-- Tasks and exercises --
A. In the passage on consumer data collection, reproduce the text from "b. They abused" to "of the data.", substituting "online advertisements" for "digital ads".
B. Answer these questions about the passage on consumer data collection:
(i) For what purpose does Google use email data?
(ii) What did Obama use sophisticated data analytics to predict?
(iii) According to the first best practice, where should all consumer data be kept?
C. Name every company that the passage on consumer data collection mentions.

-- Document passage --
*****
Best practices for collecting consumer data

The recent scandal involving Cambridge Analytica and Facebook highlights a major ethical dilemma generated by rapid use of technology in our lives. Companies surrounding us are continually collecting the information about us and using it to drive specific behaviour in us without our knowledge. While most of these activities are limited to pushing offers and promotions on digital channels, it appears like Cambridge Analytica had undoubtedly crossed a line by using it to manipulate voter’s decisions.


It is true that most major organisations have interest in collecting information about customers and have harnessed it by deploying sophisticated algorithms to generate profits. There are many examples when these activities have made life better for today’s digital consumers. For example:

  1. Amazon uses the buyer’s data to provide the recommendations for next product that they are likely to buy. It is evident that if people buy more products, Amazon benefits from it. But it is equally valid that this approach helps customers find products with ease without having to browse through tediously for hours.
  2. Google uses the email data to classify them as spam or not-spam. Some people would consider it as an invasion of privacy. However, this approach makes our lives much better because a highly accurate and quick machine is pre-screening our emails so that we get only the relevant content.
  3. It is important to point out that even Obama used sophisticated data analytics to predict which voters are at the brink and used his resources to directly talk to these people and convince them about his presidency.


So if Obama himself used a similar approach, why a similar approach seems scandalous during Trump campaign? There are several reasons:

a. Companies related to the campaign collected the data without the consent of the people. They used the data for an application which was never agreed upon.

b. They abused the default privacy settings of Facebook to collect more information from the network and communities without their explicit permission.

c. Companies related to the campaign distributed the data to the third parties who ran digital ads without attributing it to the origin of the data.

This kind of ill-treatment of the data and blatant carelessness in running marketing campaigns may have worked well for their campaign but is the reason why this approach is so wrong. The data should be collected by fair means and should be used for the specific application for which the consumer has agreed. The consumer is putting their trust in the brands, and it is an ethical responsibility of the brands to protect the interests of consumers, most of whom do not understand the technicalities behind.


In light of this brewing storm, I have decided to compile a list of best practices that should be followed in collecting, analysing and using the consumer data:

  1. All consumer data should be kept in a private and encrypted database on the servers of brands. This should not be shared between third parties or the public.
*****
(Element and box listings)
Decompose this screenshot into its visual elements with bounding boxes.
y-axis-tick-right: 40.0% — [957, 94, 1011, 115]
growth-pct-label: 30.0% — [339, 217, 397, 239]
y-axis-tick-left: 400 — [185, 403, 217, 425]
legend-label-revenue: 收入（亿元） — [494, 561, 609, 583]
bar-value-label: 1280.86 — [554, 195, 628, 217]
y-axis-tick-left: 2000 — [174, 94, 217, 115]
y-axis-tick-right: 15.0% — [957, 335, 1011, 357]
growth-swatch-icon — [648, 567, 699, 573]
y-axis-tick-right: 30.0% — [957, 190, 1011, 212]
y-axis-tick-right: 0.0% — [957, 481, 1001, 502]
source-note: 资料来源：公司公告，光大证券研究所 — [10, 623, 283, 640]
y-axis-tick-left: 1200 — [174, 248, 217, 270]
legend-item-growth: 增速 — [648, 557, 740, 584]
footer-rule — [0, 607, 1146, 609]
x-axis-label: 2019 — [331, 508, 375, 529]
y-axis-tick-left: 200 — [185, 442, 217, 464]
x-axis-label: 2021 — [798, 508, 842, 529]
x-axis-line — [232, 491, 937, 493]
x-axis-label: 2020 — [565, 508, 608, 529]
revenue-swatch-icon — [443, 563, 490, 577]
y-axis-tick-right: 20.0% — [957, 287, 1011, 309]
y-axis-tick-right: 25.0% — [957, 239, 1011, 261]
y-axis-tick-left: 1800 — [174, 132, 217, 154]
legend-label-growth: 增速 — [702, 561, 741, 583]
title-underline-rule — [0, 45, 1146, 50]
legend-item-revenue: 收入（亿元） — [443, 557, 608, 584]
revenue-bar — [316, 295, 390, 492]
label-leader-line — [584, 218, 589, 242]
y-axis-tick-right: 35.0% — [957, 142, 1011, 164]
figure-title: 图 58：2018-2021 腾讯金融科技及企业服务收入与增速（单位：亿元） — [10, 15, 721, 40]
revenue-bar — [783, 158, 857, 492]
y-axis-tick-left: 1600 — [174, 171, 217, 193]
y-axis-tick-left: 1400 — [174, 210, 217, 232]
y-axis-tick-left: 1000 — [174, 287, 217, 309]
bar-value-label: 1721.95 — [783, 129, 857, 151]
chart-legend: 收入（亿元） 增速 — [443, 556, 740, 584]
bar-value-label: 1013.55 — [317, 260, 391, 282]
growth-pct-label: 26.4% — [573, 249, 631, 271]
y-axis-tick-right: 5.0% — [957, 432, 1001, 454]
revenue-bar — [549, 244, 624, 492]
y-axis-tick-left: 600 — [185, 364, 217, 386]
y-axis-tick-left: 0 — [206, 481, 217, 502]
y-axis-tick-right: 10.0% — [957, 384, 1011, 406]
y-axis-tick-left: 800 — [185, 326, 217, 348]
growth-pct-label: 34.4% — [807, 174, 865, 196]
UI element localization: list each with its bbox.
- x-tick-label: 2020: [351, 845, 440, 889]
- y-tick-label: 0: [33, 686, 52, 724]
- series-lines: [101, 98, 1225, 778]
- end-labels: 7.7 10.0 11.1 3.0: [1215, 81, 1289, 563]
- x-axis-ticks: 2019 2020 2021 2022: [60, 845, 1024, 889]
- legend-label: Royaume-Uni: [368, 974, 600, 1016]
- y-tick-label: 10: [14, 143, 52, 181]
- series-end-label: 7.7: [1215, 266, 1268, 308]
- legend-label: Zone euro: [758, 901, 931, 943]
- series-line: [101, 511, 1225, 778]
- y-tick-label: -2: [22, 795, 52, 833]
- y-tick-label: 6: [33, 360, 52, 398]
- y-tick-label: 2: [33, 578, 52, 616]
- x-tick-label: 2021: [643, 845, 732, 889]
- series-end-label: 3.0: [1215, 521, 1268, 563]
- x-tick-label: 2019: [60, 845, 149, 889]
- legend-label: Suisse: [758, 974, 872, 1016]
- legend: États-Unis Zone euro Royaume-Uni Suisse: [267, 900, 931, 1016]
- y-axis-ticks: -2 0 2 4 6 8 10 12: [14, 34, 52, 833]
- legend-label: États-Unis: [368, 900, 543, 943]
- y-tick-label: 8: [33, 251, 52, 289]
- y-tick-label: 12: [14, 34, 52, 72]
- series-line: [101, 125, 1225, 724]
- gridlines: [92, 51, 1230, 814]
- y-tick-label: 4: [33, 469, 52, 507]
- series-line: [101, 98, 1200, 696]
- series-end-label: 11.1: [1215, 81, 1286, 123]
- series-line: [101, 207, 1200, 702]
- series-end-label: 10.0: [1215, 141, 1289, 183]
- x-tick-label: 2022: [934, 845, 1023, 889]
*****
-- The solutions --
A.
b. They abused the default privacy settings of Facebook to collect more information from the network and communities without their explicit permission.

c. Companies related to the campaign distributed the data to the third parties who ran online advertisements without attributing it to the origin of the data.

B.
(i) To classify emails as spam or not-spam.
(ii) Which voters are at the brink.
(iii) In a private and encrypted database on the servers of brands.

C. Cambridge Analytica, Facebook, Amazon, Google